-- START Provided data --

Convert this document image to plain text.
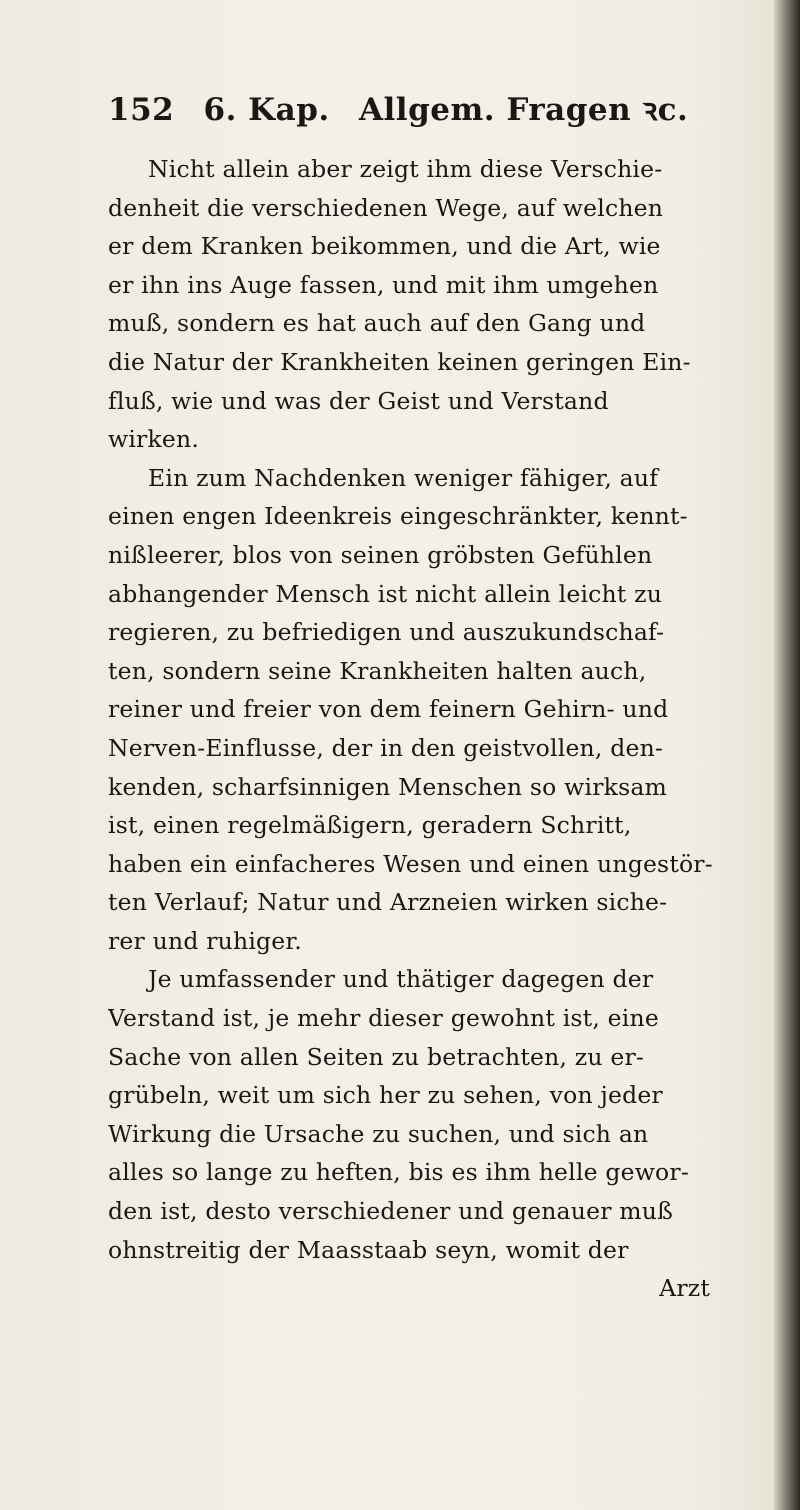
152 6. Kap. Allgem. Fragen ꝛc.
Nicht allein aber zeigt ihm diese Verschie-
denheit die verschiedenen Wege, auf welchen
er dem Kranken beikommen, und die Art, wie
er ihn ins Auge fassen, und mit ihm umgehen
muß, sondern es hat auch auf den Gang und
die Natur der Krankheiten keinen geringen Ein-
fluß, wie und was der Geist und Verstand
wirken.
Ein zum Nachdenken weniger fähiger, auf
einen engen Ideenkreis eingeschränkter, kennt-
nißleerer, blos von seinen gröbsten Gefühlen
abhangender Mensch ist nicht allein leicht zu
regieren, zu befriedigen und auszukundschaf-
ten, sondern seine Krankheiten halten auch,
reiner und freier von dem feinern Gehirn- und
Nerven-Einflusse, der in den geistvollen, den-
kenden, scharfsinnigen Menschen so wirksam
ist, einen regelmäßigern, geradern Schritt,
haben ein einfacheres Wesen und einen ungestör-
ten Verlauf; Natur und Arzneien wirken siche-
rer und ruhiger.
Je umfassender und thätiger dagegen der
Verstand ist, je mehr dieser gewohnt ist, eine
Sache von allen Seiten zu betrachten, zu er-
grübeln, weit um sich her zu sehen, von jeder
Wirkung die Ursache zu suchen, und sich an
alles so lange zu heften, bis es ihm helle gewor-
den ist, desto verschiedener und genauer muß
ohnstreitig der Maasstaab seyn, womit der
Arzt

-- END Provided data --

* _Your goal_: Looking at the data above, show all lines where the word "Natur" occurs.

* _Response to this exercise_:
die Natur der Krankheiten keinen geringen Ein-
ten Verlauf; Natur und Arzneien wirken siche-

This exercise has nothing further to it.